Information shown:

———

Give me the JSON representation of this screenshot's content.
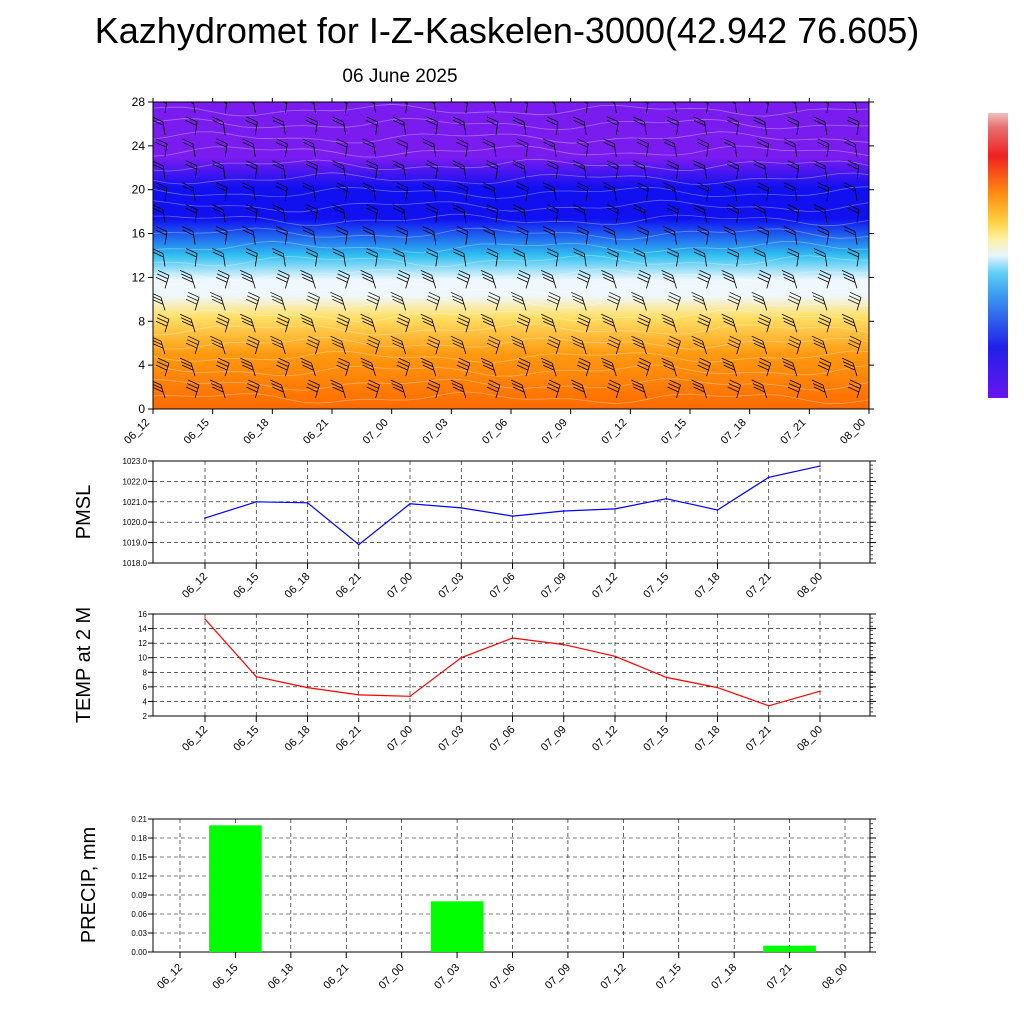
{
  "title": "Kazhydromet for I-Z-Kaskelen-3000(42.942 76.605)",
  "date": "06 June 2025",
  "colors": {
    "pmsl_line": "#0000ff",
    "temp_line": "#ff0000",
    "precip_bar": "#00ff00"
  },
  "chart_data": [
    {
      "type": "heatmap",
      "name": "cross-section",
      "categories": [
        "06_12",
        "06_15",
        "06_18",
        "06_21",
        "07_00",
        "07_03",
        "07_06",
        "07_09",
        "07_12",
        "07_15",
        "07_18",
        "07_21",
        "08_00"
      ],
      "ylim": [
        0,
        28
      ],
      "yticks": [
        0,
        4,
        8,
        12,
        16,
        20,
        24,
        28
      ],
      "colormap": [
        "#7a1cf0",
        "#1010f0",
        "#30c0f0",
        "#f0f8ff",
        "#ffe066",
        "#ff9a10",
        "#ff6a00"
      ],
      "wind_barbs": true,
      "colorbar": "right"
    },
    {
      "type": "line",
      "ylabel": "PMSL",
      "categories": [
        "06_12",
        "06_15",
        "06_18",
        "06_21",
        "07_00",
        "07_03",
        "07_06",
        "07_09",
        "07_12",
        "07_15",
        "07_18",
        "07_21",
        "08_00"
      ],
      "values": [
        1020.2,
        1021.0,
        1020.95,
        1018.9,
        1020.9,
        1020.7,
        1020.3,
        1020.55,
        1020.65,
        1021.15,
        1020.6,
        1022.2,
        1022.75
      ],
      "ylim": [
        1018.0,
        1023.0
      ],
      "yticks": [
        "1018.0",
        "1019.0",
        "1020.0",
        "1021.0",
        "1022.0",
        "1023.0"
      ],
      "grid": true
    },
    {
      "type": "line",
      "ylabel": "TEMP at 2 M",
      "categories": [
        "06_12",
        "06_15",
        "06_18",
        "06_21",
        "07_00",
        "07_03",
        "07_06",
        "07_09",
        "07_12",
        "07_15",
        "07_18",
        "07_21",
        "08_00"
      ],
      "values": [
        15.3,
        7.4,
        5.9,
        4.9,
        4.7,
        10.0,
        12.7,
        11.8,
        10.2,
        7.3,
        5.9,
        3.4,
        5.4
      ],
      "ylim": [
        2,
        16
      ],
      "yticks": [
        "2",
        "4",
        "6",
        "8",
        "10",
        "12",
        "14",
        "16"
      ],
      "grid": true
    },
    {
      "type": "bar",
      "ylabel": "PRECIP, mm",
      "categories": [
        "06_12",
        "06_15",
        "06_18",
        "06_21",
        "07_00",
        "07_03",
        "07_06",
        "07_09",
        "07_12",
        "07_15",
        "07_18",
        "07_21",
        "08_00"
      ],
      "values": [
        0,
        0.2,
        0,
        0,
        0,
        0.08,
        0,
        0,
        0,
        0,
        0,
        0.01,
        0
      ],
      "ylim": [
        0,
        0.21
      ],
      "yticks": [
        "0.00",
        "0.03",
        "0.06",
        "0.09",
        "0.12",
        "0.15",
        "0.18",
        "0.21"
      ],
      "grid": true
    }
  ]
}
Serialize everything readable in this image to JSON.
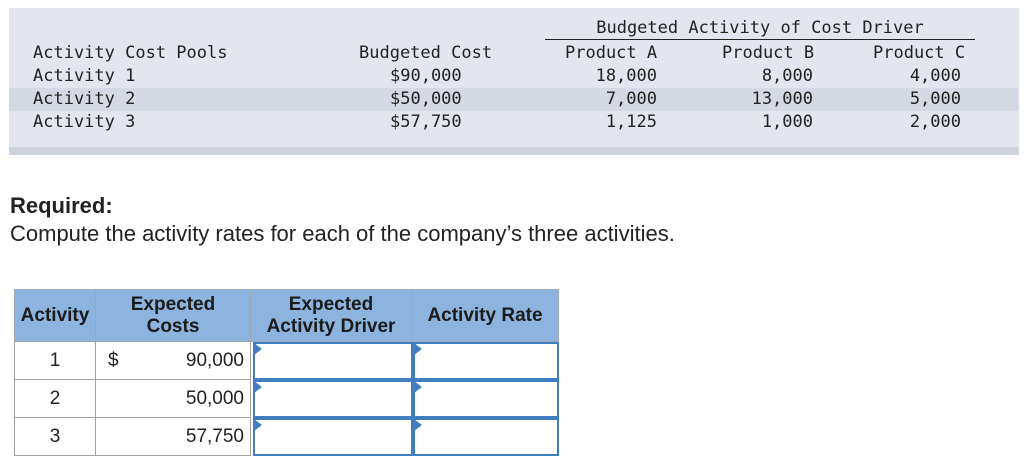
{
  "info_table": {
    "group_header": "Budgeted Activity of Cost Driver",
    "headers": {
      "pool": "Activity Cost Pools",
      "cost": "Budgeted Cost",
      "product_a": "Product A",
      "product_b": "Product B",
      "product_c": "Product C"
    },
    "rows": [
      {
        "pool": "Activity 1",
        "cost": "$90,000",
        "product_a": "18,000",
        "product_b": "8,000",
        "product_c": "4,000"
      },
      {
        "pool": "Activity 2",
        "cost": "$50,000",
        "product_a": "7,000",
        "product_b": "13,000",
        "product_c": "5,000"
      },
      {
        "pool": "Activity 3",
        "cost": "$57,750",
        "product_a": "1,125",
        "product_b": "1,000",
        "product_c": "2,000"
      }
    ]
  },
  "required": {
    "title": "Required:",
    "text": "Compute the activity rates for each of the company’s three activities."
  },
  "answer_table": {
    "headers": {
      "activity": "Activity",
      "expected_costs_line1": "Expected",
      "expected_costs_line2": "Costs",
      "expected_driver_line1": "Expected",
      "expected_driver_line2": "Activity Driver",
      "activity_rate": "Activity Rate"
    },
    "rows": [
      {
        "activity": "1",
        "currency": "$",
        "cost": "90,000",
        "driver": "",
        "rate": ""
      },
      {
        "activity": "2",
        "currency": "",
        "cost": "50,000",
        "driver": "",
        "rate": ""
      },
      {
        "activity": "3",
        "currency": "",
        "cost": "57,750",
        "driver": "",
        "rate": ""
      }
    ]
  }
}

———

Instructions for the task:
Using the data above, print every line exactly, omitting pictures.

Correct response:
Give me the JSON representation of this screenshot's content.
{
  "title": "Kazhydromet for I-Z-Kaskelen-3000(42.942 76.605)",
  "date": "06 June 2025",
  "colors": {
    "pmsl_line": "#0000ff",
    "temp_line": "#ff0000",
    "precip_bar": "#00ff00"
  },
  "chart_data": [
    {
      "type": "heatmap",
      "name": "cross-section",
      "categories": [
        "06_12",
        "06_15",
        "06_18",
        "06_21",
        "07_00",
        "07_03",
        "07_06",
        "07_09",
        "07_12",
        "07_15",
        "07_18",
        "07_21",
        "08_00"
      ],
      "ylim": [
        0,
        28
      ],
      "yticks": [
        0,
        4,
        8,
        12,
        16,
        20,
        24,
        28
      ],
      "colormap": [
        "#7a1cf0",
        "#1010f0",
        "#30c0f0",
        "#f0f8ff",
        "#ffe066",
        "#ff9a10",
        "#ff6a00"
      ],
      "wind_barbs": true,
      "colorbar": "right"
    },
    {
      "type": "line",
      "ylabel": "PMSL",
      "categories": [
        "06_12",
        "06_15",
        "06_18",
        "06_21",
        "07_00",
        "07_03",
        "07_06",
        "07_09",
        "07_12",
        "07_15",
        "07_18",
        "07_21",
        "08_00"
      ],
      "values": [
        1020.2,
        1021.0,
        1020.95,
        1018.9,
        1020.9,
        1020.7,
        1020.3,
        1020.55,
        1020.65,
        1021.15,
        1020.6,
        1022.2,
        1022.75
      ],
      "ylim": [
        1018.0,
        1023.0
      ],
      "yticks": [
        "1018.0",
        "1019.0",
        "1020.0",
        "1021.0",
        "1022.0",
        "1023.0"
      ],
      "grid": true
    },
    {
      "type": "line",
      "ylabel": "TEMP at 2 M",
      "categories": [
        "06_12",
        "06_15",
        "06_18",
        "06_21",
        "07_00",
        "07_03",
        "07_06",
        "07_09",
        "07_12",
        "07_15",
        "07_18",
        "07_21",
        "08_00"
      ],
      "values": [
        15.3,
        7.4,
        5.9,
        4.9,
        4.7,
        10.0,
        12.7,
        11.8,
        10.2,
        7.3,
        5.9,
        3.4,
        5.4
      ],
      "ylim": [
        2,
        16
      ],
      "yticks": [
        "2",
        "4",
        "6",
        "8",
        "10",
        "12",
        "14",
        "16"
      ],
      "grid": true
    },
    {
      "type": "bar",
      "ylabel": "PRECIP, mm",
      "categories": [
        "06_12",
        "06_15",
        "06_18",
        "06_21",
        "07_00",
        "07_03",
        "07_06",
        "07_09",
        "07_12",
        "07_15",
        "07_18",
        "07_21",
        "08_00"
      ],
      "values": [
        0,
        0.2,
        0,
        0,
        0,
        0.08,
        0,
        0,
        0,
        0,
        0,
        0.01,
        0
      ],
      "ylim": [
        0,
        0.21
      ],
      "yticks": [
        "0.00",
        "0.03",
        "0.06",
        "0.09",
        "0.12",
        "0.15",
        "0.18",
        "0.21"
      ],
      "grid": true
    }
  ]
}
Serialize everything readable in this image to JSON.
{
  "info_table": {
    "group_header": "Budgeted Activity of Cost Driver",
    "headers": {
      "pool": "Activity Cost Pools",
      "cost": "Budgeted Cost",
      "product_a": "Product A",
      "product_b": "Product B",
      "product_c": "Product C"
    },
    "rows": [
      {
        "pool": "Activity 1",
        "cost": "$90,000",
        "product_a": "18,000",
        "product_b": "8,000",
        "product_c": "4,000"
      },
      {
        "pool": "Activity 2",
        "cost": "$50,000",
        "product_a": "7,000",
        "product_b": "13,000",
        "product_c": "5,000"
      },
      {
        "pool": "Activity 3",
        "cost": "$57,750",
        "product_a": "1,125",
        "product_b": "1,000",
        "product_c": "2,000"
      }
    ]
  },
  "required": {
    "title": "Required:",
    "text": "Compute the activity rates for each of the company’s three activities."
  },
  "answer_table": {
    "headers": {
      "activity": "Activity",
      "expected_costs_line1": "Expected",
      "expected_costs_line2": "Costs",
      "expected_driver_line1": "Expected",
      "expected_driver_line2": "Activity Driver",
      "activity_rate": "Activity Rate"
    },
    "rows": [
      {
        "activity": "1",
        "currency": "$",
        "cost": "90,000",
        "driver": "",
        "rate": ""
      },
      {
        "activity": "2",
        "currency": "",
        "cost": "50,000",
        "driver": "",
        "rate": ""
      },
      {
        "activity": "3",
        "currency": "",
        "cost": "57,750",
        "driver": "",
        "rate": ""
      }
    ]
  }
}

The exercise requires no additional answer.